= Aim of the exercise =
Reproduce the listing word for word. Skip any image.

= Data lines =
+ + + +

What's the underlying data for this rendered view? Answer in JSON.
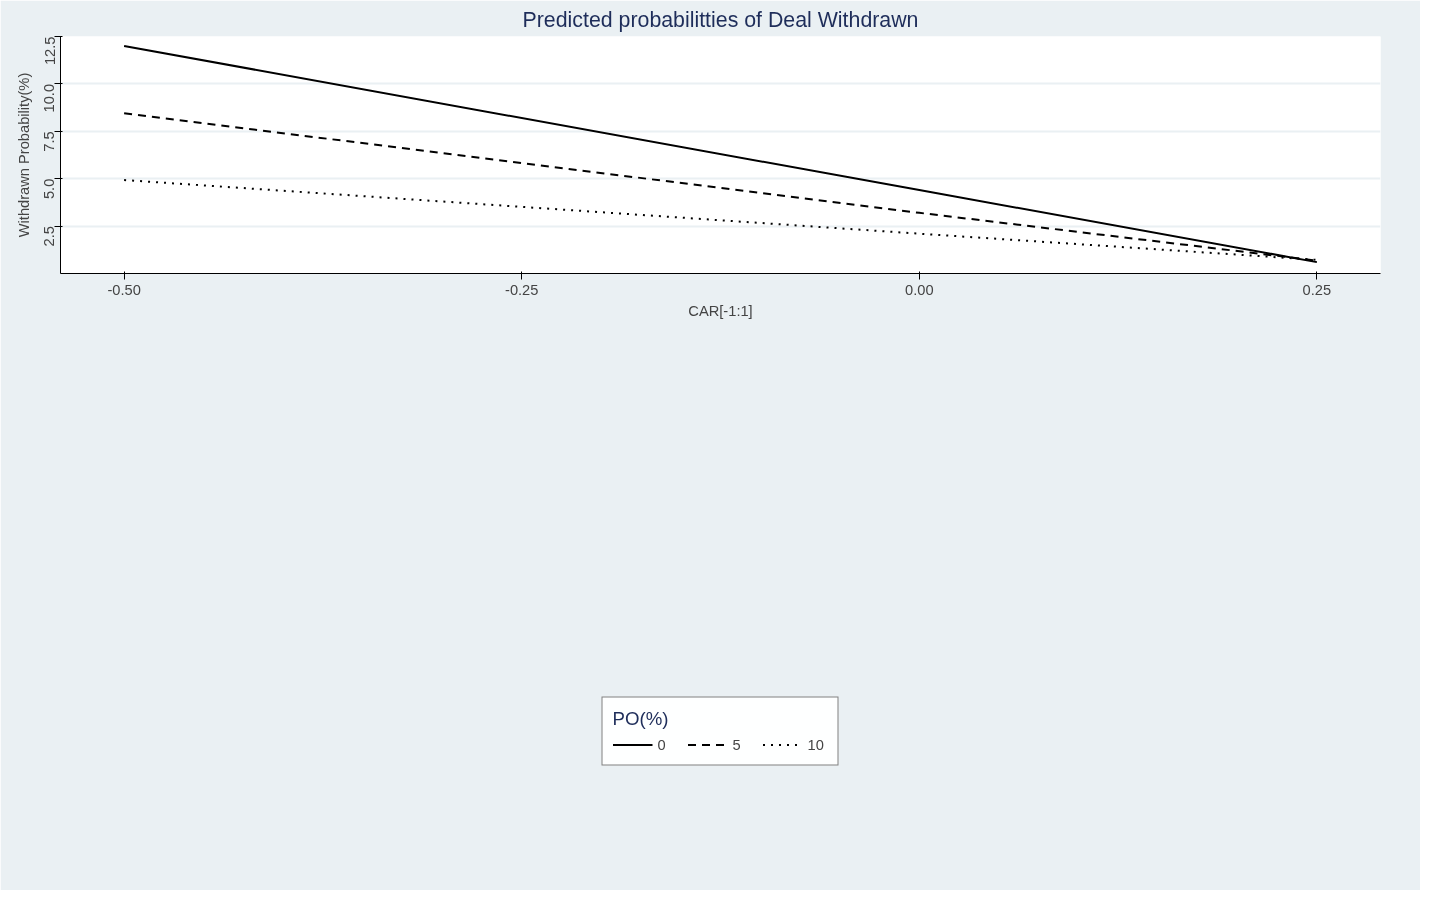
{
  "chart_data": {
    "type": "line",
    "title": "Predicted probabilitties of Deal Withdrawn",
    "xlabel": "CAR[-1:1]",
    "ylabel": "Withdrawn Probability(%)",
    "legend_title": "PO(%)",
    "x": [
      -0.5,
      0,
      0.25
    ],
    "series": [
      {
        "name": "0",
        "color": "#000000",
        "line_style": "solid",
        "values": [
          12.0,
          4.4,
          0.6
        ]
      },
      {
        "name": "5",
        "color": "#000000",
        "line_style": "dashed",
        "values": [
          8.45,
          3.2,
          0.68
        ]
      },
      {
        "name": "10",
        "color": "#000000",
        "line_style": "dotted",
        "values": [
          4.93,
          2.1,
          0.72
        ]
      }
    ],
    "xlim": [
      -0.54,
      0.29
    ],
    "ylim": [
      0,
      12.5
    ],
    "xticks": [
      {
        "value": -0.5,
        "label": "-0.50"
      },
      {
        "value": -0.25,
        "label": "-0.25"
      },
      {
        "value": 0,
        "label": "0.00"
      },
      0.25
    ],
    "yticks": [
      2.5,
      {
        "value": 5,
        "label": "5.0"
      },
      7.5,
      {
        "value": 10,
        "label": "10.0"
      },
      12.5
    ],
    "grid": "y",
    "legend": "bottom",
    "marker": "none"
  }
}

+ + + +

= Exercise solution =
What's the underlying data for this rendered view? Answer in JSON.
{
  "chart_data": {
    "type": "line",
    "title": "Predicted probabilitties of Deal Withdrawn",
    "xlabel": "CAR[-1:1]",
    "ylabel": "Withdrawn Probability(%)",
    "legend_title": "PO(%)",
    "x": [
      -0.5,
      0,
      0.25
    ],
    "series": [
      {
        "name": "0",
        "color": "#000000",
        "line_style": "solid",
        "values": [
          12.0,
          4.4,
          0.6
        ]
      },
      {
        "name": "5",
        "color": "#000000",
        "line_style": "dashed",
        "values": [
          8.45,
          3.2,
          0.68
        ]
      },
      {
        "name": "10",
        "color": "#000000",
        "line_style": "dotted",
        "values": [
          4.93,
          2.1,
          0.72
        ]
      }
    ],
    "xlim": [
      -0.54,
      0.29
    ],
    "ylim": [
      0,
      12.5
    ],
    "xticks": [
      {
        "value": -0.5,
        "label": "-0.50"
      },
      {
        "value": -0.25,
        "label": "-0.25"
      },
      {
        "value": 0,
        "label": "0.00"
      },
      0.25
    ],
    "yticks": [
      2.5,
      {
        "value": 5,
        "label": "5.0"
      },
      7.5,
      {
        "value": 10,
        "label": "10.0"
      },
      12.5
    ],
    "grid": "y",
    "legend": "bottom",
    "marker": "none"
  }
}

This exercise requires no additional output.